* _Excerpt provided_

Before the Safe School Act was signed into law 2014, Minnesota had relatively weak anti-bullying policies. The "Safe and Supportive school Act" was passed on April 4, 2014, with a 36–31 vote after hours of debate in the Minnesota Senate.

OutFront Minnesota lobbied the state of Minnesota’s legislature for education reform. Anti-bullying legislation became a larger issue within the state of Minnesota, as a result of a string of bullying incidents within Anoka County. The bullying incidents became so severe within the county that the judiciary became involved. The Safe and Support School Act banned discrimination on the basis of race, religion, gender identity, and sexual orientation.

The act does not mandate private or home school to follow the law. After hours of debate the Safe and Supportive Act was passed. A compromise that occurred was that the law no longer required schools to report or record the date about bullying cases. Additionally under the compromise, school districts did not have train volunteers. Much of the opposition toward the legislation came from the Minnesota Republican Party. This contention spurred from the cost of the law, and inclusion of sexual orientation. The estimated cost of the Safe and Support Schools Act was to around $19 billion.

* _Data for review_
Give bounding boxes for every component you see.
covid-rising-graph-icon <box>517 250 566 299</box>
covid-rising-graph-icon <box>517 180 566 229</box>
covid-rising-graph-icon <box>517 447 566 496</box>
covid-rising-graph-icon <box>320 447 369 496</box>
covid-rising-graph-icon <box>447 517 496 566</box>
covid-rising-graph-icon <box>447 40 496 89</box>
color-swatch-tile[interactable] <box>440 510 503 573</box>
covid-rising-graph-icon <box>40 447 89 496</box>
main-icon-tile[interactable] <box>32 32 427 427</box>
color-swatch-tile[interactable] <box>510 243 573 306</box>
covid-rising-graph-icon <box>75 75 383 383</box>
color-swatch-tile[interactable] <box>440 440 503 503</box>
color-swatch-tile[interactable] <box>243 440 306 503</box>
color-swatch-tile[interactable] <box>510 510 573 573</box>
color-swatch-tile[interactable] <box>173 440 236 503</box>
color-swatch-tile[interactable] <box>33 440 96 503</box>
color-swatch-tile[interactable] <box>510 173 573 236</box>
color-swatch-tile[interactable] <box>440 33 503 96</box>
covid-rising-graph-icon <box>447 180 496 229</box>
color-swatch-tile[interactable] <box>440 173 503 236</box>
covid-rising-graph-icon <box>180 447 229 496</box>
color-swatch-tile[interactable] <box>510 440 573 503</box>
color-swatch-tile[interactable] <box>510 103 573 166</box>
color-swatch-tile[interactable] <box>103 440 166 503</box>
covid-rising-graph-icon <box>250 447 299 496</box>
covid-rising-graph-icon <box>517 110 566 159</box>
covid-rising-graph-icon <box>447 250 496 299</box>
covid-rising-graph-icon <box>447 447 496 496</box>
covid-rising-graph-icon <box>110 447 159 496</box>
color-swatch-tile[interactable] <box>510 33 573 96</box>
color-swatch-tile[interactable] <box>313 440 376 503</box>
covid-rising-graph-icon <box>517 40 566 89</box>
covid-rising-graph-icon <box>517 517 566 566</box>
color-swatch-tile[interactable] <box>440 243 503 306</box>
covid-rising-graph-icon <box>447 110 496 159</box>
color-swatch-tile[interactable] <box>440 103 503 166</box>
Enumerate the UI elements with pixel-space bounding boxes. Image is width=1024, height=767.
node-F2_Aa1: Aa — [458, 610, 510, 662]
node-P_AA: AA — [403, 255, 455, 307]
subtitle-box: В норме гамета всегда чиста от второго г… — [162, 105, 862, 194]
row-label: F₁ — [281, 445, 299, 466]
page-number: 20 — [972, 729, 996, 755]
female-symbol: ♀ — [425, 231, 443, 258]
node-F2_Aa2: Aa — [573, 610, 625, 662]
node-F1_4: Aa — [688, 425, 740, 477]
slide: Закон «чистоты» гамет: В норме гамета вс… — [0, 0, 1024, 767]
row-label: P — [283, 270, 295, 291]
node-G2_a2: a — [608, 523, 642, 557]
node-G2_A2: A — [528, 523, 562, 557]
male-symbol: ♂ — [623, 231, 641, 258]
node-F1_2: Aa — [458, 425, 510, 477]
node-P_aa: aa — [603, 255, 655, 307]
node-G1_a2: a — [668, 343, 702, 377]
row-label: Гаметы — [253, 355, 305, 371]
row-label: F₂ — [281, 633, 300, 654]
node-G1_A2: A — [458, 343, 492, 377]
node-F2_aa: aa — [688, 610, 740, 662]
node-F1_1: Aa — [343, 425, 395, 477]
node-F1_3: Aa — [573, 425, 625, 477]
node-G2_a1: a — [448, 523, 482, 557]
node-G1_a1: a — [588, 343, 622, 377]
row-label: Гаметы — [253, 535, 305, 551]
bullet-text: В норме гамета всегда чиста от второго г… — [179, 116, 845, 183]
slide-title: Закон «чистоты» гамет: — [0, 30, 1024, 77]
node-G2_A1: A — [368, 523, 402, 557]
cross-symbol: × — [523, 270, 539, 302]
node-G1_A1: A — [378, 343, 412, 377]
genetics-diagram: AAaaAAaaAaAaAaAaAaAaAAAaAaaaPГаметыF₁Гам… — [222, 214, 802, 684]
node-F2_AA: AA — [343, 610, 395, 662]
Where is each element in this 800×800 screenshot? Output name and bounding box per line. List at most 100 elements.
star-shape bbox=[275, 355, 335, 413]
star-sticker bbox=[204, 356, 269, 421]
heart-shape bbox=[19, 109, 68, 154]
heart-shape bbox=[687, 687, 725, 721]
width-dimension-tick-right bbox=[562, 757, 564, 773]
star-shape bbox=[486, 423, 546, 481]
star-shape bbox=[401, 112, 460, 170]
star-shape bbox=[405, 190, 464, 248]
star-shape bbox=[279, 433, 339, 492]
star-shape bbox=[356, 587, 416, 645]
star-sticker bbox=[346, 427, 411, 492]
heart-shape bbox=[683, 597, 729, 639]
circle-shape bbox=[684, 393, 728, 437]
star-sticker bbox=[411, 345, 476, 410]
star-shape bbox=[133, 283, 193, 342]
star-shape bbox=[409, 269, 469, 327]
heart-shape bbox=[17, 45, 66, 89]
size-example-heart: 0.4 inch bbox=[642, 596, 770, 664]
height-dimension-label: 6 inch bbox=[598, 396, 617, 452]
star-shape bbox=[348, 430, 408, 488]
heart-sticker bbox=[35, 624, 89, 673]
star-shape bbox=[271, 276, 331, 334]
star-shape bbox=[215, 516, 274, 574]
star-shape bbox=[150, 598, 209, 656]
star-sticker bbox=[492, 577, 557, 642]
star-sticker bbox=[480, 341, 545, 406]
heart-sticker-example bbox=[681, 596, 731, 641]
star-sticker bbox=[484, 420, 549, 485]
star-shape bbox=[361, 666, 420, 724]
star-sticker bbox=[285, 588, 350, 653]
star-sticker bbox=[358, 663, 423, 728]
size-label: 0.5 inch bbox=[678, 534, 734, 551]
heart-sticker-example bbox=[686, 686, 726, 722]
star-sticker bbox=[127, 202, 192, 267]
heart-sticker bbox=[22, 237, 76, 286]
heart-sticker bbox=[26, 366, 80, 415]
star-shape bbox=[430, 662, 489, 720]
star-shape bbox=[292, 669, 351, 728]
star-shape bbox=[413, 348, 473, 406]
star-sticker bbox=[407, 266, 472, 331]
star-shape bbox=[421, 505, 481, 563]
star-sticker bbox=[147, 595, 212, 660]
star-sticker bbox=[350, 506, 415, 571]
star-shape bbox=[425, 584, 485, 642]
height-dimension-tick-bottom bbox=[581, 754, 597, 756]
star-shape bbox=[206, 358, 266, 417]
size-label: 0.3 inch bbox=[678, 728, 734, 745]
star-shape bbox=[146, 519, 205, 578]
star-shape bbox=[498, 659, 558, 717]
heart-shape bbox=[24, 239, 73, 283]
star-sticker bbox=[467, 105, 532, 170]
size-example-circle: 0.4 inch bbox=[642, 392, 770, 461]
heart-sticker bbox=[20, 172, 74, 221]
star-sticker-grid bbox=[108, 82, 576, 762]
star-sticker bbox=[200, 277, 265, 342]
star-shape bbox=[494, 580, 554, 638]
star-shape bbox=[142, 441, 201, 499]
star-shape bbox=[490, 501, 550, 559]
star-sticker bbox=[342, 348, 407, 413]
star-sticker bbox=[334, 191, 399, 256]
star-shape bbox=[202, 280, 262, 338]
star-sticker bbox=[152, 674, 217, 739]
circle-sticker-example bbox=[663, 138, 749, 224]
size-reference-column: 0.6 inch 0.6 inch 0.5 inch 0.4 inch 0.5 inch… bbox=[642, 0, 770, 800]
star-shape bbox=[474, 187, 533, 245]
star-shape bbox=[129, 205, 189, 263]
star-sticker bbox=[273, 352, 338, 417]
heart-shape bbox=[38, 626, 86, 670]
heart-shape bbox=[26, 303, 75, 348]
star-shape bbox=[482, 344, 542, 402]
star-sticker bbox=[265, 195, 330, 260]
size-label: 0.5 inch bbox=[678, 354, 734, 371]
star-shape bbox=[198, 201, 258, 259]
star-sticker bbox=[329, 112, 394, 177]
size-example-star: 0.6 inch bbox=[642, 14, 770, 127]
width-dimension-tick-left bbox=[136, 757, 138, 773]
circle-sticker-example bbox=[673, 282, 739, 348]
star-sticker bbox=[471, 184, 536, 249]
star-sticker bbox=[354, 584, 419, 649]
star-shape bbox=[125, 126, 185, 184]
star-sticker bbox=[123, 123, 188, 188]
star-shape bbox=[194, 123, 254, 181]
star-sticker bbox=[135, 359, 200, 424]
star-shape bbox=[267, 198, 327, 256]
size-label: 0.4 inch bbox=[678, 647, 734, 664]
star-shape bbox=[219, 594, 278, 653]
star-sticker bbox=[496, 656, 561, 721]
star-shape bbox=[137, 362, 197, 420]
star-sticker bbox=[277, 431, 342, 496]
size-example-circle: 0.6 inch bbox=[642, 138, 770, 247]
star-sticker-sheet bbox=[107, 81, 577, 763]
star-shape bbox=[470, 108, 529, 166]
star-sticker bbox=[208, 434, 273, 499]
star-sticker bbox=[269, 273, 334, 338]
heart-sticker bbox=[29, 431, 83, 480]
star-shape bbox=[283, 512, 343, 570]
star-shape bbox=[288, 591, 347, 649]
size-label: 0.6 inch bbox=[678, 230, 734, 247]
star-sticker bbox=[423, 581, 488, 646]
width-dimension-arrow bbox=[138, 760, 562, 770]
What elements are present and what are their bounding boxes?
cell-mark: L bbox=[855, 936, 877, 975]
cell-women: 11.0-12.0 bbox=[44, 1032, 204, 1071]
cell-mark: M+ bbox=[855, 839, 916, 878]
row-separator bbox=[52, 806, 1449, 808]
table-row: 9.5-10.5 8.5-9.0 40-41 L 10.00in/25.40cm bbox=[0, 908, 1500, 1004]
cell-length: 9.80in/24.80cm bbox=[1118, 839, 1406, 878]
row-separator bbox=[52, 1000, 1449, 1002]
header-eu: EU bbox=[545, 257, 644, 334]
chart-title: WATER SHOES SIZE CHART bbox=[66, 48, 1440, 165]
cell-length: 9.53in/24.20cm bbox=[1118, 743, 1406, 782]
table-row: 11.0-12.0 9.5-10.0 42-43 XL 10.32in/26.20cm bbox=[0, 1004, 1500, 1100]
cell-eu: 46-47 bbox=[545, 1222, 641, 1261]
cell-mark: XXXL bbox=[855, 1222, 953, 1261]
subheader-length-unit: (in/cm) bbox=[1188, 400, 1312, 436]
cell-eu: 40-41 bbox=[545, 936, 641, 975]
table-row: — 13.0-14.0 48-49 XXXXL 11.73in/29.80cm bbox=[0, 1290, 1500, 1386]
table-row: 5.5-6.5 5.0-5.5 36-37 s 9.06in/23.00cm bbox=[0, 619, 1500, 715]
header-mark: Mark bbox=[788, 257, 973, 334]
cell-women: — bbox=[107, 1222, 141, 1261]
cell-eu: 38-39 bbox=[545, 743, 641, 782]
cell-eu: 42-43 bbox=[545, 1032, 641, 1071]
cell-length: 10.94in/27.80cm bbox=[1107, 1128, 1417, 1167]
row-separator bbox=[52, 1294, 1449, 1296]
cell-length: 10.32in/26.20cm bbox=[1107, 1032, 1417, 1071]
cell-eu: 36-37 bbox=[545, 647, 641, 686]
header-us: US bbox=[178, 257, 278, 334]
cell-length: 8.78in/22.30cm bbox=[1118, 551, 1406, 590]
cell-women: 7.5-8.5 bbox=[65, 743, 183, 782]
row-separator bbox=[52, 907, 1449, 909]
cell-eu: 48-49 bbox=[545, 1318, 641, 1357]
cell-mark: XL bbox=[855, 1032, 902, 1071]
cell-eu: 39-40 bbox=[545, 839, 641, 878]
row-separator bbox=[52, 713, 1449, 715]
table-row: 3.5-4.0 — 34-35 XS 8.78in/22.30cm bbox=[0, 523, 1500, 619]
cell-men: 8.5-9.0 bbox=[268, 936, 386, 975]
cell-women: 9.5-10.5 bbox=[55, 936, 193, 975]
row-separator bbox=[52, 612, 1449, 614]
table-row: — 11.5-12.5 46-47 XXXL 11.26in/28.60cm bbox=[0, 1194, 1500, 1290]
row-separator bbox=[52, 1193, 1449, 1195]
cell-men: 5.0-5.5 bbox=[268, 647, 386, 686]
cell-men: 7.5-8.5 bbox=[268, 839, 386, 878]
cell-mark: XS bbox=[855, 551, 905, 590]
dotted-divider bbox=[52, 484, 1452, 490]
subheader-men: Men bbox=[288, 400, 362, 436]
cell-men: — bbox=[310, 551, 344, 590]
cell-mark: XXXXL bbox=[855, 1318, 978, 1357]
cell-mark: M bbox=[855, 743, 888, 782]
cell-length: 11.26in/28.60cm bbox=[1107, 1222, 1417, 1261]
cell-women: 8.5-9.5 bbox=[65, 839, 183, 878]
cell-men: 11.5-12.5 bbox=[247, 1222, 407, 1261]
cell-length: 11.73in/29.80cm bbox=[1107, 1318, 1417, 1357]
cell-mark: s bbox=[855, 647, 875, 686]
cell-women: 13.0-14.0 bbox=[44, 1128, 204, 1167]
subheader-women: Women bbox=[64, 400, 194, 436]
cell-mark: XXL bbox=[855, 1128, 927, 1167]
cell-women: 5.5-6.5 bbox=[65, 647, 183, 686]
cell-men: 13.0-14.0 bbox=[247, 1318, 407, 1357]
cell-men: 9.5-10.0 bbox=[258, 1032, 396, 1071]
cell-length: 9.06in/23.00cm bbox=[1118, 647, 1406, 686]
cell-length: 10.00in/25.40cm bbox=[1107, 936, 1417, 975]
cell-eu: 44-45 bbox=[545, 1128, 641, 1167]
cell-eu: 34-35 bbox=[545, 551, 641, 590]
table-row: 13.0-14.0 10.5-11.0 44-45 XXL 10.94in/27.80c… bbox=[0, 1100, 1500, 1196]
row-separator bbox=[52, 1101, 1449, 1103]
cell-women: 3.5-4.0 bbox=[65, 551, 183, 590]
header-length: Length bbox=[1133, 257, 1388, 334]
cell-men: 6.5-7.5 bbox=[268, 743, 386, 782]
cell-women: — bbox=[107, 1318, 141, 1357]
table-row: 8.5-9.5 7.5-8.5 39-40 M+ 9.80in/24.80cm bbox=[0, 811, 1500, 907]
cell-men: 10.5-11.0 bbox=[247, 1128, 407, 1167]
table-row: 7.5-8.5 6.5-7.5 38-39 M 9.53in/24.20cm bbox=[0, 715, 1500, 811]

* _Tasks for this exercise_
**1.** In the excerpt on Minnesota's Safe and Supportive Schools Act, what was the Minnesota Senate vote when the act passed?
**2.** Extend the excerpt on Minnesota's anti-bullying law onward from its final sentence.

* _Numbered responses_
**1.** 36–31

**2.**
=== Transgender rights ===

The American Civil Liberties Union represented OutFront Minnesota and Evan Thomas in a case deciding whether Medical Assistance (MA), Minnesota's Medicaid program, covers gender affirmation surgeries for transgender individuals. A judge in the U.S. District Court in Minnesota ruled in their favor on November 14, 2016, that MA covers gender affirmation surgeries in the state of Minnesota.

OutFront Minnesota was also a part of passing the Trans Refuge bill into law in 2023.

==Leadership==
A member of the Equality Federation, OutFront Minnesota's staff is overseen by a board of directors.
In early 2008, OutFront Minnesota experienced the departure of its founding executive director, Ann DeGroot. Monica Meyer served as the executive director until 2021. The current director is Kat Rohn, who has served since 2022.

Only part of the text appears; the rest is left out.